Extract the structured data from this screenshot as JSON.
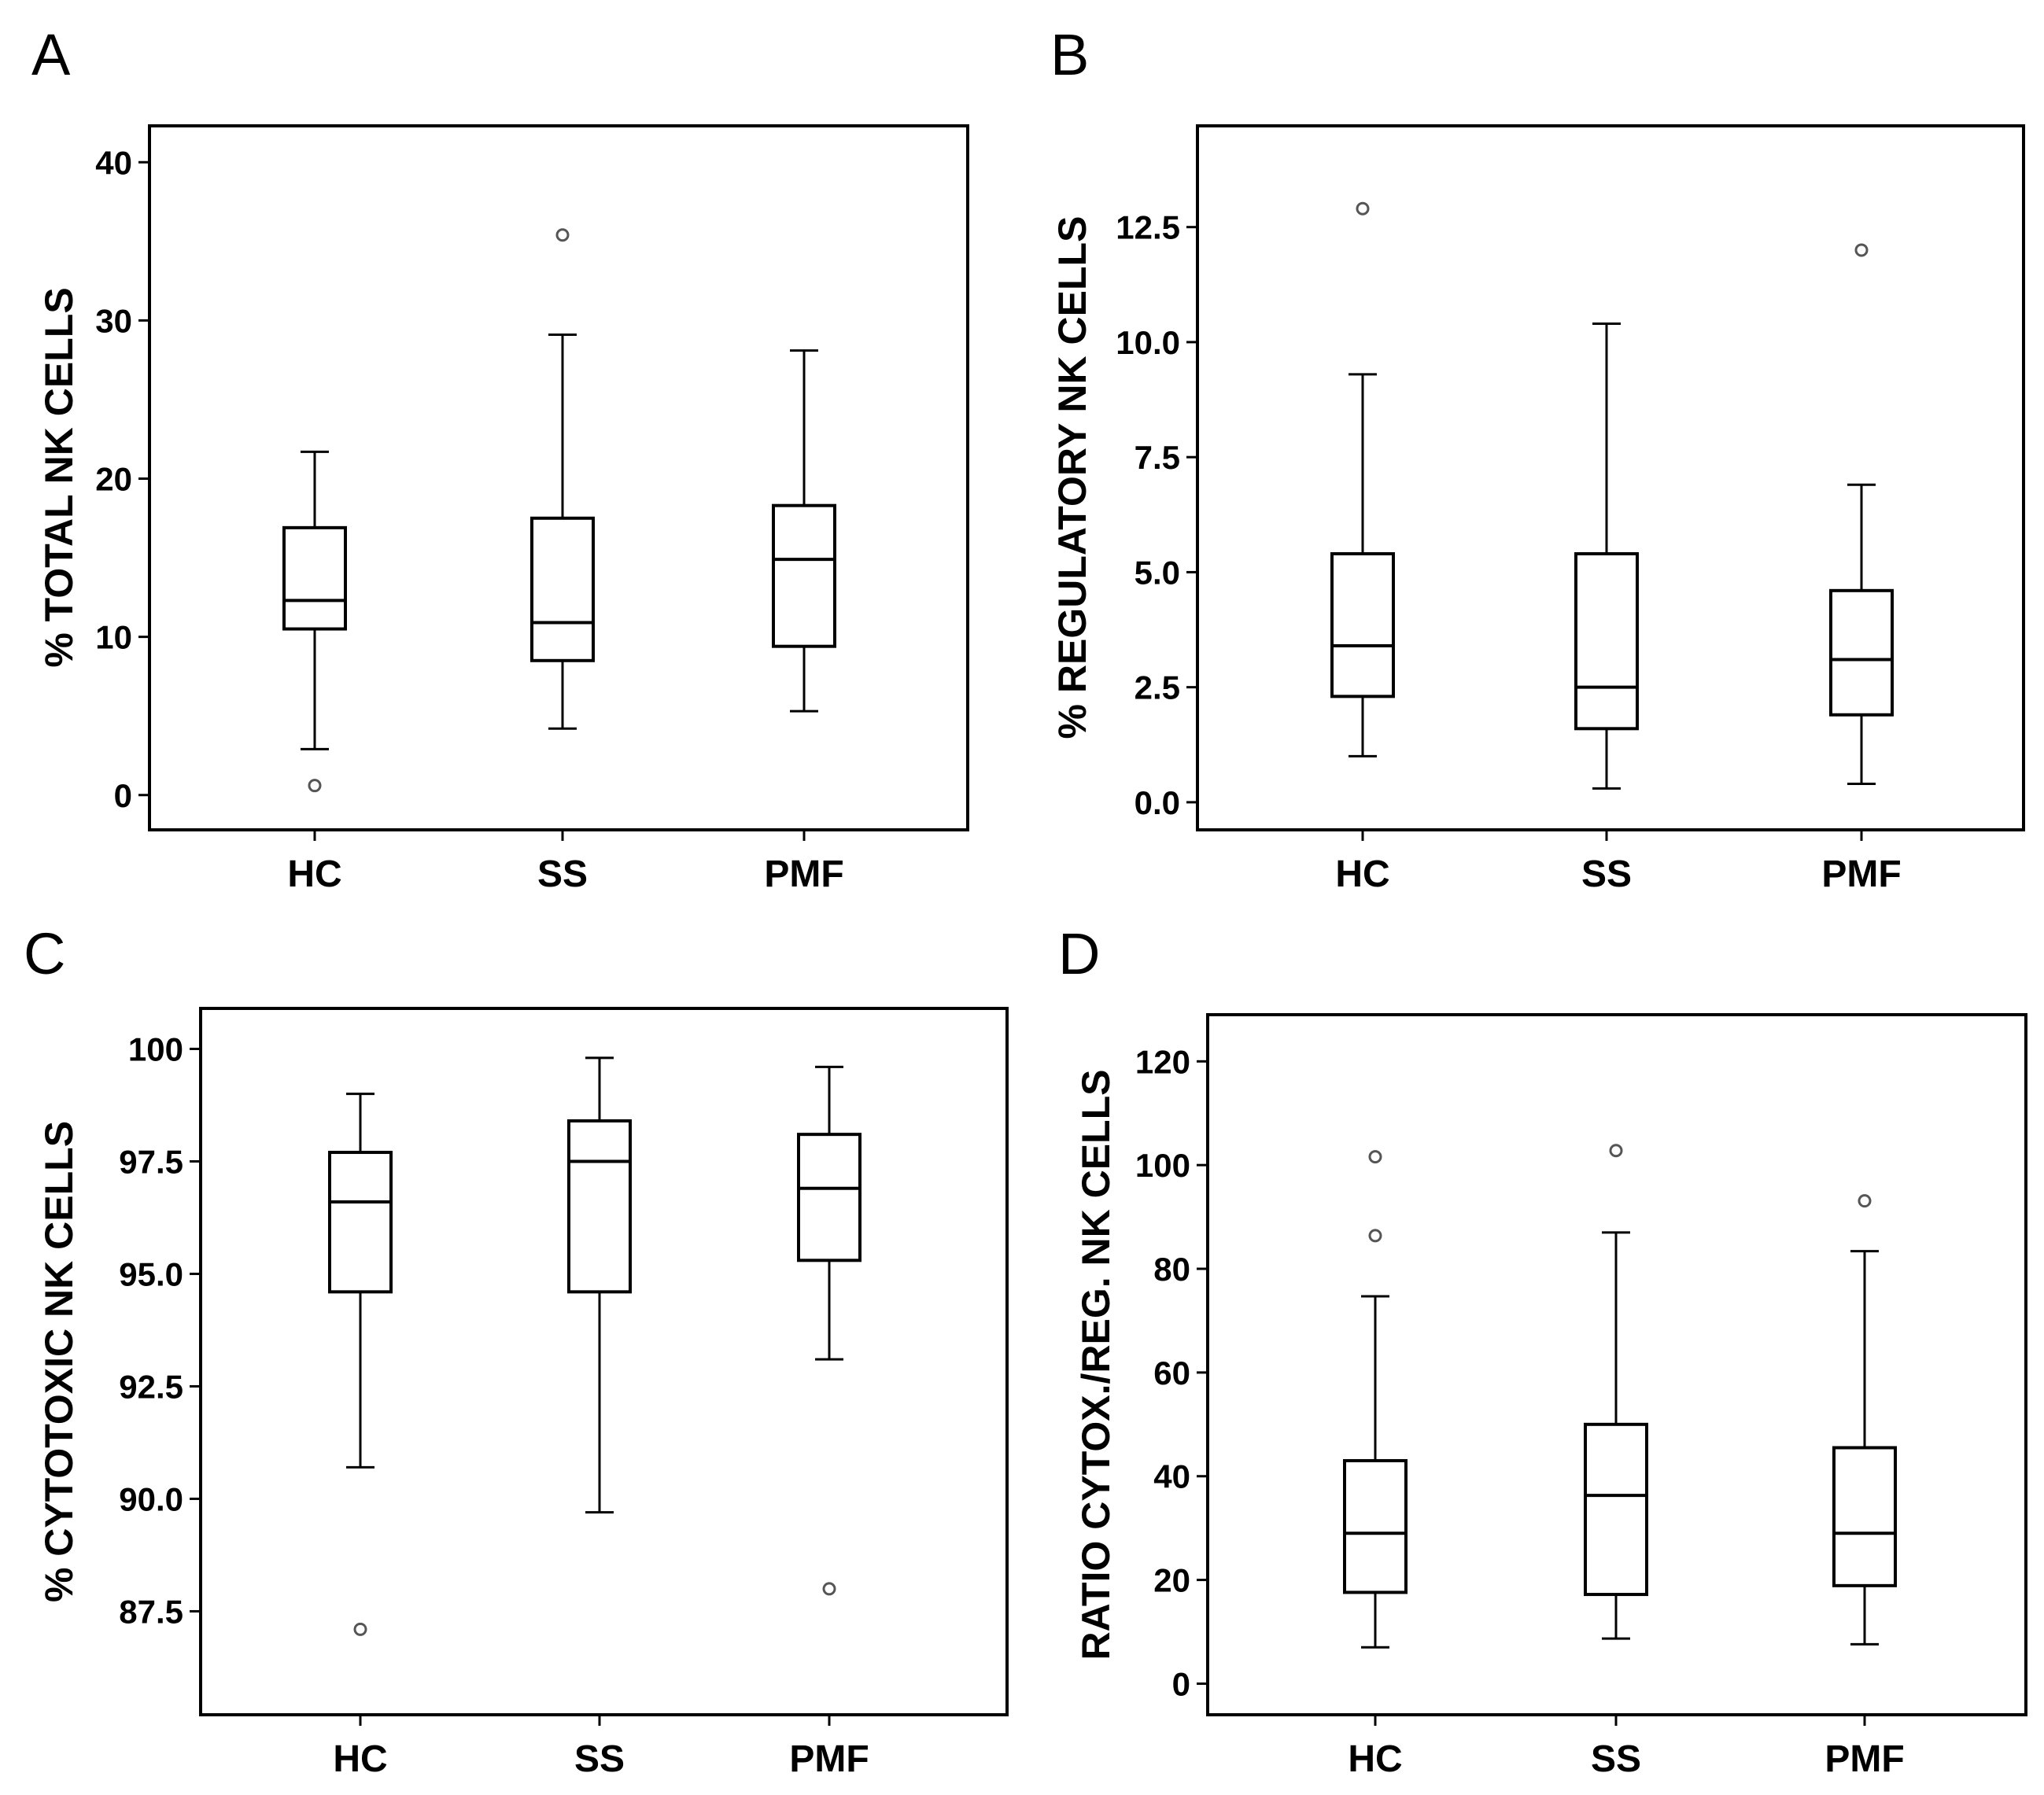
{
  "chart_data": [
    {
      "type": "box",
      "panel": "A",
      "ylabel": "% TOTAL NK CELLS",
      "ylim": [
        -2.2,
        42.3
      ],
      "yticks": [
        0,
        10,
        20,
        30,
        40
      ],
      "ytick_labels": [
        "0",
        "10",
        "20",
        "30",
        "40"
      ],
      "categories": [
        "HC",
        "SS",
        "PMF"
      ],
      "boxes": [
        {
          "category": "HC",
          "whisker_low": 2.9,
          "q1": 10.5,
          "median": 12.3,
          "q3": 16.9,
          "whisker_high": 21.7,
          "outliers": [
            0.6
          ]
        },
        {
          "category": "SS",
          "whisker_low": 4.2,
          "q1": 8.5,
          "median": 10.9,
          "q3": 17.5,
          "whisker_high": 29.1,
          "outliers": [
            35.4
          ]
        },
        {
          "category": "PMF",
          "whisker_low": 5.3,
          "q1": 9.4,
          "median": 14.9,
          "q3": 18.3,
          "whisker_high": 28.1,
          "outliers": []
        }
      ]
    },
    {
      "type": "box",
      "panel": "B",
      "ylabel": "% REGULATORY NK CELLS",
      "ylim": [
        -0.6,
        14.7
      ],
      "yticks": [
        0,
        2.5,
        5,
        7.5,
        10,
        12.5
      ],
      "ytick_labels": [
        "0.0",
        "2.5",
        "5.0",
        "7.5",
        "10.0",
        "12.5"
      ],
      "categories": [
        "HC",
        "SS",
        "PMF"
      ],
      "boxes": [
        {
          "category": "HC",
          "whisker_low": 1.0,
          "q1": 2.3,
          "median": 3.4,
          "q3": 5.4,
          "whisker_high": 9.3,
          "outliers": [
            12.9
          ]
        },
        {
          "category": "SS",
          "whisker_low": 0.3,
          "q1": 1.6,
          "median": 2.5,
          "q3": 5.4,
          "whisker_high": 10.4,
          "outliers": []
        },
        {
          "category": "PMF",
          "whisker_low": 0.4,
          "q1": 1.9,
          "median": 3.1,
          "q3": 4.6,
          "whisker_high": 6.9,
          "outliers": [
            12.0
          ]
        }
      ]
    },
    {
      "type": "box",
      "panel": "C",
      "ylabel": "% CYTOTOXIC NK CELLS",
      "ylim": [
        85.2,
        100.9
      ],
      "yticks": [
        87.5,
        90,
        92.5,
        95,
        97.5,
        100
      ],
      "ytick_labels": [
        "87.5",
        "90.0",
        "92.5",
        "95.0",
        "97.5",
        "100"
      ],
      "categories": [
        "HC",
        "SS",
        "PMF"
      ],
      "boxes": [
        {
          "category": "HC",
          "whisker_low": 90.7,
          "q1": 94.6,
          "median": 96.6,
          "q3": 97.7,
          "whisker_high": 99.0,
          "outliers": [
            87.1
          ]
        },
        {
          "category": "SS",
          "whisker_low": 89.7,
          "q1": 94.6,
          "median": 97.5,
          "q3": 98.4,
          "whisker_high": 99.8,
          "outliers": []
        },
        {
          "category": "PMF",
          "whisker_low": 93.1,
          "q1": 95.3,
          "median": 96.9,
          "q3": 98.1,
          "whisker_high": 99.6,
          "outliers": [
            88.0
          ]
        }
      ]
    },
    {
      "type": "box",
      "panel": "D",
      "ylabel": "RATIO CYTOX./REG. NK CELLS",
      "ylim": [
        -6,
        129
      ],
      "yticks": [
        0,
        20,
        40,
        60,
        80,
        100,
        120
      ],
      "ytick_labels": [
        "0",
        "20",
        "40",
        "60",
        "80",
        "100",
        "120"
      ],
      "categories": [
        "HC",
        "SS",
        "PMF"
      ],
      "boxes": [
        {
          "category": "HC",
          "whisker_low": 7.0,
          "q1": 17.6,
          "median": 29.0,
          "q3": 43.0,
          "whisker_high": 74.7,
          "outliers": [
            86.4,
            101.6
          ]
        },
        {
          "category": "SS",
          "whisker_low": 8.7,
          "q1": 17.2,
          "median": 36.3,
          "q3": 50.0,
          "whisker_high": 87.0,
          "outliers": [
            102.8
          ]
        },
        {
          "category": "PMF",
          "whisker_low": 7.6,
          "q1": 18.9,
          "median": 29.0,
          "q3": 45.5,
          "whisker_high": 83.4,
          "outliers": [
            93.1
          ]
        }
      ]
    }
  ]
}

Task to carry out:
How many lines of the material above contain the word "CELLS"? Answer with the number only.

Answer space:
4